> TASK DESCRIPTION
Your answer should be one number: how many lines of the data include the string "Type"?

> RECORD LIST

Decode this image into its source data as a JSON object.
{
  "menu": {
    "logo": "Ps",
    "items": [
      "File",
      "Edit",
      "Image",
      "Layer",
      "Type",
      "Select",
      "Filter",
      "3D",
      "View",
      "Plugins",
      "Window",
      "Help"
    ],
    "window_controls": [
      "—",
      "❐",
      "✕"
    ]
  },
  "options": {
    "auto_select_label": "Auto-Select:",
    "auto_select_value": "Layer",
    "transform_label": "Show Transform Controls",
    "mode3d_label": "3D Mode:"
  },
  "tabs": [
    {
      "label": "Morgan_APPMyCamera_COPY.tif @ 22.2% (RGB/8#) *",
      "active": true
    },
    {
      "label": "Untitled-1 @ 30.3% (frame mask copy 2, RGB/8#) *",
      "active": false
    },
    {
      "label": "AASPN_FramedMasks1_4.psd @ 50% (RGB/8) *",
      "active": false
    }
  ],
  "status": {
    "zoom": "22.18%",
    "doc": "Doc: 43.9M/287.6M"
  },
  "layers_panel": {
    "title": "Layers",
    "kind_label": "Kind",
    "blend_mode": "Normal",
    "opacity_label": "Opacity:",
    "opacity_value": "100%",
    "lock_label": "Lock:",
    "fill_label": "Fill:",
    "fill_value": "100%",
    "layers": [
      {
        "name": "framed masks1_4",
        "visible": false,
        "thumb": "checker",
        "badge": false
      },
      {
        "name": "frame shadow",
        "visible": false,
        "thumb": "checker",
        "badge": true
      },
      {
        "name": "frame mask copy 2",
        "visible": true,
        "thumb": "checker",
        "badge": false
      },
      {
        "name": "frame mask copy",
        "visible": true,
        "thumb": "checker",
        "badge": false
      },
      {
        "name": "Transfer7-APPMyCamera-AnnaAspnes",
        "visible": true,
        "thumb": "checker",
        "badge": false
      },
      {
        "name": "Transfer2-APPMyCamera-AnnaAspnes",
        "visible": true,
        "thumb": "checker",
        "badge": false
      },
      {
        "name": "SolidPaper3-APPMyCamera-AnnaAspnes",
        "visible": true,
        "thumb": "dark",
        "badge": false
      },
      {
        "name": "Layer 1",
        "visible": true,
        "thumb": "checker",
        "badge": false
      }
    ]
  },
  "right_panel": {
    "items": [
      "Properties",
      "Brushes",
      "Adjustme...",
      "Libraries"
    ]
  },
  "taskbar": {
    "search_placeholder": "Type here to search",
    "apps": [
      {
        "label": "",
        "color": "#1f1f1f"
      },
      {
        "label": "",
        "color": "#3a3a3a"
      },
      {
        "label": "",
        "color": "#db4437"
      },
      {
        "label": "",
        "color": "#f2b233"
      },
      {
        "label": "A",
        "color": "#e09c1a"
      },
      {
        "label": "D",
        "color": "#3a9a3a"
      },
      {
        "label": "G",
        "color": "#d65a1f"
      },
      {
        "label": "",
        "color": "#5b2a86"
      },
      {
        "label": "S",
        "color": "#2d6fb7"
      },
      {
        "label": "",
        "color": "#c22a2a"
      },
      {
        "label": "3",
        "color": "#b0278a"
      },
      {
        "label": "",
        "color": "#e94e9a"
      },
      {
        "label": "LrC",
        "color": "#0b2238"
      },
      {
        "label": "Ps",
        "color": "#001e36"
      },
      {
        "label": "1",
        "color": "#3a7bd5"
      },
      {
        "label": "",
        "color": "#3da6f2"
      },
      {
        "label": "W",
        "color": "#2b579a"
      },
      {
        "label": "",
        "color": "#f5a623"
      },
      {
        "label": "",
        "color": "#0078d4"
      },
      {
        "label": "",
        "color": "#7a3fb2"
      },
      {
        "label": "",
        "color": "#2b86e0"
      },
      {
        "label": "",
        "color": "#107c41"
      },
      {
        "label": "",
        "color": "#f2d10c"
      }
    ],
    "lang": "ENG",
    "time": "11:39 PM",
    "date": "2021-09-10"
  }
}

> THE OUTPUT
2